__PROBLEM DESCRIPTION__
Copy down all of the data underneath, exactly as shown.

__STORED RECORDS__
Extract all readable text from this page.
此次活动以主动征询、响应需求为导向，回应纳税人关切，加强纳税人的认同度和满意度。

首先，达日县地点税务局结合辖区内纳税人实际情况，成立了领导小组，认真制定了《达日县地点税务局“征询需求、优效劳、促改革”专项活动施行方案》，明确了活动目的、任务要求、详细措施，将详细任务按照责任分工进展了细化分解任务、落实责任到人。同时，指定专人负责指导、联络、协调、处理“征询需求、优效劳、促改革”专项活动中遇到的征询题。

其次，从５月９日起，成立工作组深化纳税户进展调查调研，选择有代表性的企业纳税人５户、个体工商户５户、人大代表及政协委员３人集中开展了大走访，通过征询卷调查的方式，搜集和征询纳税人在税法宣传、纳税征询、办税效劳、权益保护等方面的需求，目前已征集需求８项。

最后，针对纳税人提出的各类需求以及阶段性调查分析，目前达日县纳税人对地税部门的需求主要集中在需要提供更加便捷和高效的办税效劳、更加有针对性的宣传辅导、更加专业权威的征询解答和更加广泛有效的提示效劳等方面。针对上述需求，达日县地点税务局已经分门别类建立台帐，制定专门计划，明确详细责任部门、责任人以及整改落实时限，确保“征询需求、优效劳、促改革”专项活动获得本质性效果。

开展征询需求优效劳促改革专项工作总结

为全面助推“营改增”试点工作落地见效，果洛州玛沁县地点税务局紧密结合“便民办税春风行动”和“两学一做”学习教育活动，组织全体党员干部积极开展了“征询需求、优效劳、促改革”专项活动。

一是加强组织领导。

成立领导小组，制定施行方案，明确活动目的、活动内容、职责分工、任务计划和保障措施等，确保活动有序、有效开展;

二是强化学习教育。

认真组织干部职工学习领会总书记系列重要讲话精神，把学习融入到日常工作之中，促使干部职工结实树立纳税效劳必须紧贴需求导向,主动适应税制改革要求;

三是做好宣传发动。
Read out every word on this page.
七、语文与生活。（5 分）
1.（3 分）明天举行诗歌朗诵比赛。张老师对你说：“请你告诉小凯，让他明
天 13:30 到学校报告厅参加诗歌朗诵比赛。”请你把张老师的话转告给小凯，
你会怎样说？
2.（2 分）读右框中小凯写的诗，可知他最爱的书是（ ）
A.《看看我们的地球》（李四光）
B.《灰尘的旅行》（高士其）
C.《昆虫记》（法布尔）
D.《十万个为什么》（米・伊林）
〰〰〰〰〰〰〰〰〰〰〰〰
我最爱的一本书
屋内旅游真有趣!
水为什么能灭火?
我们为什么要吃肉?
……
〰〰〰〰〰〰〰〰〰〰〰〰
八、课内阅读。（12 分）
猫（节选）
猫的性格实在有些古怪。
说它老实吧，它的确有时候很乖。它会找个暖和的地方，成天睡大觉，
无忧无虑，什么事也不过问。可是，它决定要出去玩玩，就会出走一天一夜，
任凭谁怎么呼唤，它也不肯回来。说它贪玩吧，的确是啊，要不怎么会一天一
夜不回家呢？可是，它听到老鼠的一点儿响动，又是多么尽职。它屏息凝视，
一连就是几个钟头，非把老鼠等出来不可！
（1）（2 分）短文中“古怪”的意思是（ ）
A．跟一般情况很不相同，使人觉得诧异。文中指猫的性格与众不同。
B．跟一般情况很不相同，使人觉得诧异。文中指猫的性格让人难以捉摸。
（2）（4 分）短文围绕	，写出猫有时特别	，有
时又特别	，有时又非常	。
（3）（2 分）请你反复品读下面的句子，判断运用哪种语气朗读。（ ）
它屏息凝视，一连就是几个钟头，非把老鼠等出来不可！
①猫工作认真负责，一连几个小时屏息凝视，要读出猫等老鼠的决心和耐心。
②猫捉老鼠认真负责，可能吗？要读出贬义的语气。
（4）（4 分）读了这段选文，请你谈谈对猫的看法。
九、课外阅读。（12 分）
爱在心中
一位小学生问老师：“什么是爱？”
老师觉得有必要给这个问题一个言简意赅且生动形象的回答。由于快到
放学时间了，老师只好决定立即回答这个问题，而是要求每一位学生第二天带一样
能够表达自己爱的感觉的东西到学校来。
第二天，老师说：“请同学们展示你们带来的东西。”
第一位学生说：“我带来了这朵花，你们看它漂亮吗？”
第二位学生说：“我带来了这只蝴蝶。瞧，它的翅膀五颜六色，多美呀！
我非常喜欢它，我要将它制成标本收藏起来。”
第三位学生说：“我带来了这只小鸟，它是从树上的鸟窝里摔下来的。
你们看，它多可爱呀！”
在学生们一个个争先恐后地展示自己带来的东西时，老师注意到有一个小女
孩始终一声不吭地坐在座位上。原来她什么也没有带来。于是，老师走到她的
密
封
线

__FINISHED EXERCISE__
Extract all readable text from this page.
此次活动以主动征询、响应需求为导向，回应纳税人关切，加强纳税人的认同度和满意度。

首先，达日县地点税务局结合辖区内纳税人实际情况，成立了领导小组，认真制定了《达日县地点税务局“征询需求、优效劳、促改革”专项活动施行方案》，明确了活动目的、任务要求、详细措施，将详细任务按照责任分工进展了细化分解任务、落实责任到人。同时，指定专人负责指导、联络、协调、处理“征询需求、优效劳、促改革”专项活动中遇到的征询题。

其次，从５月９日起，成立工作组深化纳税户进展调查调研，选择有代表性的企业纳税人５户、个体工商户５户、人大代表及政协委员３人集中开展了大走访，通过征询卷调查的方式，搜集和征询纳税人在税法宣传、纳税征询、办税效劳、权益保护等方面的需求，目前已征集需求８项。

最后，针对纳税人提出的各类需求以及阶段性调查分析，目前达日县纳税人对地税部门的需求主要集中在需要提供更加便捷和高效的办税效劳、更加有针对性的宣传辅导、更加专业权威的征询解答和更加广泛有效的提示效劳等方面。针对上述需求，达日县地点税务局已经分门别类建立台帐，制定专门计划，明确详细责任部门、责任人以及整改落实时限，确保“征询需求、优效劳、促改革”专项活动获得本质性效果。

开展征询需求优效劳促改革专项工作总结

为全面助推“营改增”试点工作落地见效，果洛州玛沁县地点税务局紧密结合“便民办税春风行动”和“两学一做”学习教育活动，组织全体党员干部积极开展了“征询需求、优效劳、促改革”专项活动。

一是加强组织领导。

成立领导小组，制定施行方案，明确活动目的、活动内容、职责分工、任务计划和保障措施等，确保活动有序、有效开展;

二是强化学习教育。

认真组织干部职工学习领会总书记系列重要讲话精神，把学习融入到日常工作之中，促使干部职工结实树立纳税效劳必须紧贴需求导向,主动适应税制改革要求;

三是做好宣传发动。
Read out every word on this page.
七、语文与生活。（5 分）
1.（3 分）明天举行诗歌朗诵比赛。张老师对你说：“请你告诉小凯，让他明
天 13:30 到学校报告厅参加诗歌朗诵比赛。”请你把张老师的话转告给小凯，
你会怎样说？
2.（2 分）读右框中小凯写的诗，可知他最爱的书是（ ）
A.《看看我们的地球》（李四光）
B.《灰尘的旅行》（高士其）
C.《昆虫记》（法布尔）
D.《十万个为什么》（米・伊林）
〰〰〰〰〰〰〰〰〰〰〰〰
我最爱的一本书
屋内旅游真有趣!
水为什么能灭火?
我们为什么要吃肉?
……
〰〰〰〰〰〰〰〰〰〰〰〰
八、课内阅读。（12 分）
猫（节选）
猫的性格实在有些古怪。
说它老实吧，它的确有时候很乖。它会找个暖和的地方，成天睡大觉，
无忧无虑，什么事也不过问。可是，它决定要出去玩玩，就会出走一天一夜，
任凭谁怎么呼唤，它也不肯回来。说它贪玩吧，的确是啊，要不怎么会一天一
夜不回家呢？可是，它听到老鼠的一点儿响动，又是多么尽职。它屏息凝视，
一连就是几个钟头，非把老鼠等出来不可！
（1）（2 分）短文中“古怪”的意思是（ ）
A．跟一般情况很不相同，使人觉得诧异。文中指猫的性格与众不同。
B．跟一般情况很不相同，使人觉得诧异。文中指猫的性格让人难以捉摸。
（2）（4 分）短文围绕	，写出猫有时特别	，有
时又特别	，有时又非常	。
（3）（2 分）请你反复品读下面的句子，判断运用哪种语气朗读。（ ）
它屏息凝视，一连就是几个钟头，非把老鼠等出来不可！
①猫工作认真负责，一连几个小时屏息凝视，要读出猫等老鼠的决心和耐心。
②猫捉老鼠认真负责，可能吗？要读出贬义的语气。
（4）（4 分）读了这段选文，请你谈谈对猫的看法。
九、课外阅读。（12 分）
爱在心中
一位小学生问老师：“什么是爱？”
老师觉得有必要给这个问题一个言简意赅且生动形象的回答。由于快到
放学时间了，老师只好决定立即回答这个问题，而是要求每一位学生第二天带一样
能够表达自己爱的感觉的东西到学校来。
第二天，老师说：“请同学们展示你们带来的东西。”
第一位学生说：“我带来了这朵花，你们看它漂亮吗？”
第二位学生说：“我带来了这只蝴蝶。瞧，它的翅膀五颜六色，多美呀！
我非常喜欢它，我要将它制成标本收藏起来。”
第三位学生说：“我带来了这只小鸟，它是从树上的鸟窝里摔下来的。
你们看，它多可爱呀！”
在学生们一个个争先恐后地展示自己带来的东西时，老师注意到有一个小女
孩始终一声不吭地坐在座位上。原来她什么也没有带来。于是，老师走到她的
密
封
线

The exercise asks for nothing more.